— start Task data —

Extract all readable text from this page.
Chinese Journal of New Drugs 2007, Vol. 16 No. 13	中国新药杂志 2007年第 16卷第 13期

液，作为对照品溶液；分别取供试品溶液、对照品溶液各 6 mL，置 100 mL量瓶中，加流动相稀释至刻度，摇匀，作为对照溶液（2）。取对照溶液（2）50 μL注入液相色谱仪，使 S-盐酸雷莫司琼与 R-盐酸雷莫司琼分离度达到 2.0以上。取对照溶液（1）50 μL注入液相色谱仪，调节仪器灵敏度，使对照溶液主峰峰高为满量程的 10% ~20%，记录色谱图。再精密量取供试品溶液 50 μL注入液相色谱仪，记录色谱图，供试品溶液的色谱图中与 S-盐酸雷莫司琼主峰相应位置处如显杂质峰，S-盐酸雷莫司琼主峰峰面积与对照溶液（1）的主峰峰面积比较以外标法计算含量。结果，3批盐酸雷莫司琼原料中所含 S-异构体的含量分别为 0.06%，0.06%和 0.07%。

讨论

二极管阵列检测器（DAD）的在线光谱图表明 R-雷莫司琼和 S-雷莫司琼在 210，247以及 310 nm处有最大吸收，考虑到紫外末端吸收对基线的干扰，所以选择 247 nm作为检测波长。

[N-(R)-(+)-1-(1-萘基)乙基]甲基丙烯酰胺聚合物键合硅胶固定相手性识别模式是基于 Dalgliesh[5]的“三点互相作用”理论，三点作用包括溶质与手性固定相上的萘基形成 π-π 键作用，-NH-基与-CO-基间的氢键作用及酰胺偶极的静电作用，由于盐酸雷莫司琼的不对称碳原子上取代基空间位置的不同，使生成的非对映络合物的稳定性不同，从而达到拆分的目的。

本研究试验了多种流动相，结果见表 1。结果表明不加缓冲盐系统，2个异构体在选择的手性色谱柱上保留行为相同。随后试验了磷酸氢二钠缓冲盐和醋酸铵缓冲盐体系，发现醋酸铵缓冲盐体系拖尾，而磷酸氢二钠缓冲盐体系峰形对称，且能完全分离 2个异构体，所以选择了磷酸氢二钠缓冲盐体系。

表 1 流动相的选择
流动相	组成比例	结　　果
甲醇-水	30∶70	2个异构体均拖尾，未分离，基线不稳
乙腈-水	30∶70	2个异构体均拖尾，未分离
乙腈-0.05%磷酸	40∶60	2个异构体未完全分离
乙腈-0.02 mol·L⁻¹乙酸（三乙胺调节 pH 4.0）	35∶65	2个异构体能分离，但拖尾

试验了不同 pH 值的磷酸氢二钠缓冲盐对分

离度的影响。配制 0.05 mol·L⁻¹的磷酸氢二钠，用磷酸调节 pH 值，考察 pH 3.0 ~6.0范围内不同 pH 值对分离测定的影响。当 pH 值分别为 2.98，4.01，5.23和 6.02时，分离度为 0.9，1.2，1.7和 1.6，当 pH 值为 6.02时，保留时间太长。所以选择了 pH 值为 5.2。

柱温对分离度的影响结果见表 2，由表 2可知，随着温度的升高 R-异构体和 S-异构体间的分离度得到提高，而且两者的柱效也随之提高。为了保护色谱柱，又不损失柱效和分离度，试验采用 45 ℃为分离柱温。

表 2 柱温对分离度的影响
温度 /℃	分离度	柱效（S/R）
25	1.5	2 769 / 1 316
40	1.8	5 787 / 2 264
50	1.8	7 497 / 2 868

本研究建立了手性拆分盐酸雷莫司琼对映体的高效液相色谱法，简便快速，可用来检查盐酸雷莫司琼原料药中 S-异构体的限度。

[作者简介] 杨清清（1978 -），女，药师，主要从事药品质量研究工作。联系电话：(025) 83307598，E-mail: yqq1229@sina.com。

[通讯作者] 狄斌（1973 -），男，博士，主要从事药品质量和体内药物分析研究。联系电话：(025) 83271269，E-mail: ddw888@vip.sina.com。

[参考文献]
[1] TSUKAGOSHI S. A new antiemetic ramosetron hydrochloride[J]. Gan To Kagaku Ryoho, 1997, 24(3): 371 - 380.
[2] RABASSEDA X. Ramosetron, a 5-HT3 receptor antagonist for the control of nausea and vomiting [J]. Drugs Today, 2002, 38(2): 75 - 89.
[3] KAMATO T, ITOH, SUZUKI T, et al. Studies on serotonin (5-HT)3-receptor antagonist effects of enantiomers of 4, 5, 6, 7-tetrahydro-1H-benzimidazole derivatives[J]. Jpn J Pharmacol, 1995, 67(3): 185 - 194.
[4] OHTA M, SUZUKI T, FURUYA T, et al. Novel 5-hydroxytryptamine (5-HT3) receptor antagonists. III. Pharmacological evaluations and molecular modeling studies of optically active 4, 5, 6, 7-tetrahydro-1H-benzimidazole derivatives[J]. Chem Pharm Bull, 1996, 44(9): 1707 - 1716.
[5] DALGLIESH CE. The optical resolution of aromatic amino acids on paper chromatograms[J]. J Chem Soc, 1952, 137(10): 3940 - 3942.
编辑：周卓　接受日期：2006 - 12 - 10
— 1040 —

— end Task data —

• What you are asked to do
Copy every record exactly as presented.

• Worked solution
Extract all readable text from this page.
Chinese Journal of New Drugs 2007, Vol. 16 No. 13	中国新药杂志 2007年第 16卷第 13期

液，作为对照品溶液；分别取供试品溶液、对照品溶液各 6 mL，置 100 mL量瓶中，加流动相稀释至刻度，摇匀，作为对照溶液（2）。取对照溶液（2）50 μL注入液相色谱仪，使 S-盐酸雷莫司琼与 R-盐酸雷莫司琼分离度达到 2.0以上。取对照溶液（1）50 μL注入液相色谱仪，调节仪器灵敏度，使对照溶液主峰峰高为满量程的 10% ~20%，记录色谱图。再精密量取供试品溶液 50 μL注入液相色谱仪，记录色谱图，供试品溶液的色谱图中与 S-盐酸雷莫司琼主峰相应位置处如显杂质峰，S-盐酸雷莫司琼主峰峰面积与对照溶液（1）的主峰峰面积比较以外标法计算含量。结果，3批盐酸雷莫司琼原料中所含 S-异构体的含量分别为 0.06%，0.06%和 0.07%。

讨论

二极管阵列检测器（DAD）的在线光谱图表明 R-雷莫司琼和 S-雷莫司琼在 210，247以及 310 nm处有最大吸收，考虑到紫外末端吸收对基线的干扰，所以选择 247 nm作为检测波长。

[N-(R)-(+)-1-(1-萘基)乙基]甲基丙烯酰胺聚合物键合硅胶固定相手性识别模式是基于 Dalgliesh[5]的“三点互相作用”理论，三点作用包括溶质与手性固定相上的萘基形成 π-π 键作用，-NH-基与-CO-基间的氢键作用及酰胺偶极的静电作用，由于盐酸雷莫司琼的不对称碳原子上取代基空间位置的不同，使生成的非对映络合物的稳定性不同，从而达到拆分的目的。

本研究试验了多种流动相，结果见表 1。结果表明不加缓冲盐系统，2个异构体在选择的手性色谱柱上保留行为相同。随后试验了磷酸氢二钠缓冲盐和醋酸铵缓冲盐体系，发现醋酸铵缓冲盐体系拖尾，而磷酸氢二钠缓冲盐体系峰形对称，且能完全分离 2个异构体，所以选择了磷酸氢二钠缓冲盐体系。

表 1 流动相的选择
流动相	组成比例	结　　果
甲醇-水	30∶70	2个异构体均拖尾，未分离，基线不稳
乙腈-水	30∶70	2个异构体均拖尾，未分离
乙腈-0.05%磷酸	40∶60	2个异构体未完全分离
乙腈-0.02 mol·L⁻¹乙酸（三乙胺调节 pH 4.0）	35∶65	2个异构体能分离，但拖尾

试验了不同 pH 值的磷酸氢二钠缓冲盐对分

离度的影响。配制 0.05 mol·L⁻¹的磷酸氢二钠，用磷酸调节 pH 值，考察 pH 3.0 ~6.0范围内不同 pH 值对分离测定的影响。当 pH 值分别为 2.98，4.01，5.23和 6.02时，分离度为 0.9，1.2，1.7和 1.6，当 pH 值为 6.02时，保留时间太长。所以选择了 pH 值为 5.2。

柱温对分离度的影响结果见表 2，由表 2可知，随着温度的升高 R-异构体和 S-异构体间的分离度得到提高，而且两者的柱效也随之提高。为了保护色谱柱，又不损失柱效和分离度，试验采用 45 ℃为分离柱温。

表 2 柱温对分离度的影响
温度 /℃	分离度	柱效（S/R）
25	1.5	2 769 / 1 316
40	1.8	5 787 / 2 264
50	1.8	7 497 / 2 868

本研究建立了手性拆分盐酸雷莫司琼对映体的高效液相色谱法，简便快速，可用来检查盐酸雷莫司琼原料药中 S-异构体的限度。

[作者简介] 杨清清（1978 -），女，药师，主要从事药品质量研究工作。联系电话：(025) 83307598，E-mail: yqq1229@sina.com。

[通讯作者] 狄斌（1973 -），男，博士，主要从事药品质量和体内药物分析研究。联系电话：(025) 83271269，E-mail: ddw888@vip.sina.com。

[参考文献]
[1] TSUKAGOSHI S. A new antiemetic ramosetron hydrochloride[J]. Gan To Kagaku Ryoho, 1997, 24(3): 371 - 380.
[2] RABASSEDA X. Ramosetron, a 5-HT3 receptor antagonist for the control of nausea and vomiting [J]. Drugs Today, 2002, 38(2): 75 - 89.
[3] KAMATO T, ITOH, SUZUKI T, et al. Studies on serotonin (5-HT)3-receptor antagonist effects of enantiomers of 4, 5, 6, 7-tetrahydro-1H-benzimidazole derivatives[J]. Jpn J Pharmacol, 1995, 67(3): 185 - 194.
[4] OHTA M, SUZUKI T, FURUYA T, et al. Novel 5-hydroxytryptamine (5-HT3) receptor antagonists. III. Pharmacological evaluations and molecular modeling studies of optically active 4, 5, 6, 7-tetrahydro-1H-benzimidazole derivatives[J]. Chem Pharm Bull, 1996, 44(9): 1707 - 1716.
[5] DALGLIESH CE. The optical resolution of aromatic amino acids on paper chromatograms[J]. J Chem Soc, 1952, 137(10): 3940 - 3942.
编辑：周卓　接受日期：2006 - 12 - 10
— 1040 —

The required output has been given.